▸ **TASKS FOR THIS EXERCISE**
1. In the tcpwrappers email, which two services are tcpwrappers said to be used for mainly?
2. Return the tcpwrappers email from "Am 28.03.2014 14:39, schrieb" to "use of them...".
3. Resume the tcpwrappers email after its last sentence.

Maybe it's time to get rid of tcpwrappers/tcpd?

Reindl Harald h.reindl at thelounge.net
Fri Mar 28 13:44:47 UTC 2014


Am 28.03.2014 14:39, schrieb Petr Lautrbach:
> On 03/20/2014 08:05 PM, Lennart Poettering wrote:
>> On Thu, 20.03.14 12:20, Stephen John Smoogen (smooge at gmail.com) wrote:
>>
>>>> I doubt there are many people even using them anymore, firewalls are
>>>> more comprehensive and a lot more powerful, and while every admin knows
>>>> firewalls, I figure only very few know tcpd/tcpwrap, and even fewer ever
>>>> actively make use of them...
>>>>
>>>>
>>> Actually they are used quite a bit in various service worlds. Mainly for
>>> ssh and email for dealing with scanners. [DenyHosts is a boon in this
>>> area.] The reason for using a secondary tool is that depth of
>>> security.
>>
>> Well, all mails servers as well as sshd have much better ways to do
>> such filtering. sshd has "Match",  Postfix for example has
>> "smtpd_client_restrictions=", and so on.
> 
> I'd like to note that you can't just replace deny.hosts using Match block in sshd_config.

▸ **DATA BLOCK**

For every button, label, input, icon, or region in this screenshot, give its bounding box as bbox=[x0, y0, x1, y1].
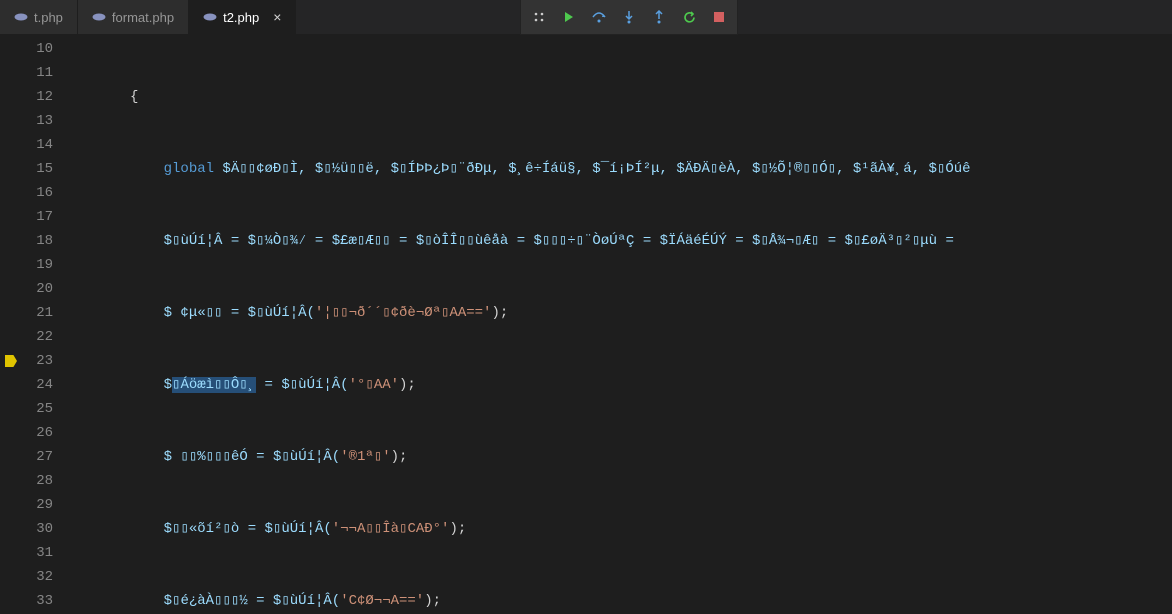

▸ **OUTPUTS BY TASK**
1. Ssh and email.

2.
Am 28.03.2014 14:39, schrieb Petr Lautrbach:
> On 03/20/2014 08:05 PM, Lennart Poettering wrote:
>> On Thu, 20.03.14 12:20, Stephen John Smoogen (smooge at gmail.com) wrote:
>>
>>>> I doubt there are many people even using them anymore, firewalls are
>>>> more comprehensive and a lot more powerful, and while every admin knows
>>>> firewalls, I figure only very few know tcpd/tcpwrap, and even fewer ever
>>>> actively make use of them...

3.
> 
> - using libwrap, a connection is dropped before the protocol version exchange so a client can't even check the server's
> identification string. While using Match block, a client and a server exchange id strings, negotiate the transport layer
> parameters, exchange keys and establish encrypted connection.

which is *layered* security

that is the same reason why "put the rules in iptables" is only
a uneducated phrase and anybody who will put all his security
in a single layer sooner or later regret that mistake

> - every change in sshd_config has to be confirmed by sshd restart, while changing hosts.deny doesn't need
> any other action

no - try it out!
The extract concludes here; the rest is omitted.